_AIM OF THE TASK_
Copy out every line in the entries below that includes "Nacional".

_EXTRACTED ENTRIES_
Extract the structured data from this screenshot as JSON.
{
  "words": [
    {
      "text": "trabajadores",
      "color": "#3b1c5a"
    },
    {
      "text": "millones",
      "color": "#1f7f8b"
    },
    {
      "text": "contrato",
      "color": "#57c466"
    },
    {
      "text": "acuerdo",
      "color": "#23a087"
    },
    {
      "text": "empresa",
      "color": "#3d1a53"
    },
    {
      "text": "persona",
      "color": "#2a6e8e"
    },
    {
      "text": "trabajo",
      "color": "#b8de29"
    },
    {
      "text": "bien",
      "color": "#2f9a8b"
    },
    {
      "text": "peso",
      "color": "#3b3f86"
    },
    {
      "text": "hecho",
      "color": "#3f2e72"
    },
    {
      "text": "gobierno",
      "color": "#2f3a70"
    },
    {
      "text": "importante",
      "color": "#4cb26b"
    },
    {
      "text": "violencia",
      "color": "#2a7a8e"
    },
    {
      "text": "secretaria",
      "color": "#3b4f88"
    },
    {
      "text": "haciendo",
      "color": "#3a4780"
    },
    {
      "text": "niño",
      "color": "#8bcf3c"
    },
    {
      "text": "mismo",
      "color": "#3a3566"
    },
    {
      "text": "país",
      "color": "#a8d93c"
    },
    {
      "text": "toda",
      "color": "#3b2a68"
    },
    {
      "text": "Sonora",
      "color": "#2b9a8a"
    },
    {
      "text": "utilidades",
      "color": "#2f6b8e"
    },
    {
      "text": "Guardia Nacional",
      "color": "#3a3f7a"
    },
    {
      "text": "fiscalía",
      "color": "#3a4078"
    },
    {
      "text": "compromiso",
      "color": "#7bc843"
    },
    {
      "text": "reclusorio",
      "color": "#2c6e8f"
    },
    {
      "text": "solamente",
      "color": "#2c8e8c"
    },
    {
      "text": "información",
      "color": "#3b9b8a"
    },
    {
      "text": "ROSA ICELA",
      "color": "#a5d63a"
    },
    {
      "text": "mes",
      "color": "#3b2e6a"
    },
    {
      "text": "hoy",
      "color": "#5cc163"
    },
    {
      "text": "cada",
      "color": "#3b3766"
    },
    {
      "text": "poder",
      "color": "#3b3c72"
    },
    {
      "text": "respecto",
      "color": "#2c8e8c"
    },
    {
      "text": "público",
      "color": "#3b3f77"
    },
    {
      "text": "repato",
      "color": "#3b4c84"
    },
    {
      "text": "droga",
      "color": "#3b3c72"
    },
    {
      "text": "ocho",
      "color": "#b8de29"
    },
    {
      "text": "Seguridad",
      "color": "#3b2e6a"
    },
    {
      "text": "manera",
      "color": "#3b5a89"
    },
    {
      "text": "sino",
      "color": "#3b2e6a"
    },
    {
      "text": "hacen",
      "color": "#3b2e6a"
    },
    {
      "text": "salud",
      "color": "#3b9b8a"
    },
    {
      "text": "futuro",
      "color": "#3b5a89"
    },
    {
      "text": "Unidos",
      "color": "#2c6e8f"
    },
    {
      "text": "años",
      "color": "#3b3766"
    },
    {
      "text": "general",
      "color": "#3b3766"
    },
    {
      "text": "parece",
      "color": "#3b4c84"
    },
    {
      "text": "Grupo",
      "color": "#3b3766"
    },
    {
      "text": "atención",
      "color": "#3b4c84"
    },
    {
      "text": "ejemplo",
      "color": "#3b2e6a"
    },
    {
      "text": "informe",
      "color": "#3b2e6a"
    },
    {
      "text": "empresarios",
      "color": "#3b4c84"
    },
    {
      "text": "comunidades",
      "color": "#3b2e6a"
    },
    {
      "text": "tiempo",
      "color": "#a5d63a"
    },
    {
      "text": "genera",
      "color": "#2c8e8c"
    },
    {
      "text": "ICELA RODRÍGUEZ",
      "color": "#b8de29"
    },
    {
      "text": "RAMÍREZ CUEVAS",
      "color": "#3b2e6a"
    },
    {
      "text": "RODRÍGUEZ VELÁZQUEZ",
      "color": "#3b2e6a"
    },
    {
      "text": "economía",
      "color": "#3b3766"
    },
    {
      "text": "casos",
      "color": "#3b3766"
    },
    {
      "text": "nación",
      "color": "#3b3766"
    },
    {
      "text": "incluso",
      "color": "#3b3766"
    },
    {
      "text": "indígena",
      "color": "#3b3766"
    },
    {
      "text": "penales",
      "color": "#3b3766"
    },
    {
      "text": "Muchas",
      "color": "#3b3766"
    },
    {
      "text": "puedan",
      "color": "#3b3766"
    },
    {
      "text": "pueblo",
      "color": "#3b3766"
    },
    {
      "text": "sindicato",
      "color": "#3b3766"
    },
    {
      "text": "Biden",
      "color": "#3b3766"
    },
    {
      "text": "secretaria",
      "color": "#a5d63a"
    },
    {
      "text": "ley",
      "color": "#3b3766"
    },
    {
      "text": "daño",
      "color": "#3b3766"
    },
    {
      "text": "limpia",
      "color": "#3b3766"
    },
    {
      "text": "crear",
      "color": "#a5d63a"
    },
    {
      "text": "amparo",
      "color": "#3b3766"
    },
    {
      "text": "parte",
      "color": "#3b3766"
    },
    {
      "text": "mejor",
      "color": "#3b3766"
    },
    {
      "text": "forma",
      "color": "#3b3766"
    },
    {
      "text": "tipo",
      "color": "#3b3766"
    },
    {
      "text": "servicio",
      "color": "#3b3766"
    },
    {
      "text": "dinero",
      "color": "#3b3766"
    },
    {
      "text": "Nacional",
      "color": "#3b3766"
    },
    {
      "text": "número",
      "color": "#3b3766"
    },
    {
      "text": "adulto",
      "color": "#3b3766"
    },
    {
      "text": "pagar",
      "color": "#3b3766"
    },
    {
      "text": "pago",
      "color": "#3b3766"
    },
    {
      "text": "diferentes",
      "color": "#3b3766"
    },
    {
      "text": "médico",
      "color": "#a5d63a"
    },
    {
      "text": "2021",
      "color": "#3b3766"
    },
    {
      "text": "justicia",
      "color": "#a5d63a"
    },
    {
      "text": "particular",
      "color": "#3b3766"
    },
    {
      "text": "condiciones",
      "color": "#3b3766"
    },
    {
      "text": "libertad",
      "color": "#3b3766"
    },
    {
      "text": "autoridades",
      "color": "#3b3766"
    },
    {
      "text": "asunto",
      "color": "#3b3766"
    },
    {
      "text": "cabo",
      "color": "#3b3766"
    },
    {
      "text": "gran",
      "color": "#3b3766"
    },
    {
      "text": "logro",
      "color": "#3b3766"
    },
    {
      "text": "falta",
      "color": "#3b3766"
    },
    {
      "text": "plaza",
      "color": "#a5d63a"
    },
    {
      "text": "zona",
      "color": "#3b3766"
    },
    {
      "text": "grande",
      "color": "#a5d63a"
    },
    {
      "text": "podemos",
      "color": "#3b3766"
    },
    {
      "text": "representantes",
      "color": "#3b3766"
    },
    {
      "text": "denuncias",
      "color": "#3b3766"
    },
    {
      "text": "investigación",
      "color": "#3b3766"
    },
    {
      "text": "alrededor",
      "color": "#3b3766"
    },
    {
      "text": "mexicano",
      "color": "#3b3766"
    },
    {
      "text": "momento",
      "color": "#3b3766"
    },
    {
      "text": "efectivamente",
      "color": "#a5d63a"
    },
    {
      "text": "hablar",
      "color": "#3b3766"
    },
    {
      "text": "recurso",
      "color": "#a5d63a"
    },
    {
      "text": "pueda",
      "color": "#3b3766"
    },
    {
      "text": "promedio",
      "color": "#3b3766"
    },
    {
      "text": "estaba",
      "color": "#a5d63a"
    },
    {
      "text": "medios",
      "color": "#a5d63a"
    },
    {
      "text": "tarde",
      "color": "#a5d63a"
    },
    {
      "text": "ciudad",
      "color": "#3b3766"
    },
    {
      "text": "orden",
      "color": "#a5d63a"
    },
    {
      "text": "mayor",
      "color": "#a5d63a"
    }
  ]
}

_THE ANSWER_
      "text": "Guardia Nacional",
      "text": "Nacional",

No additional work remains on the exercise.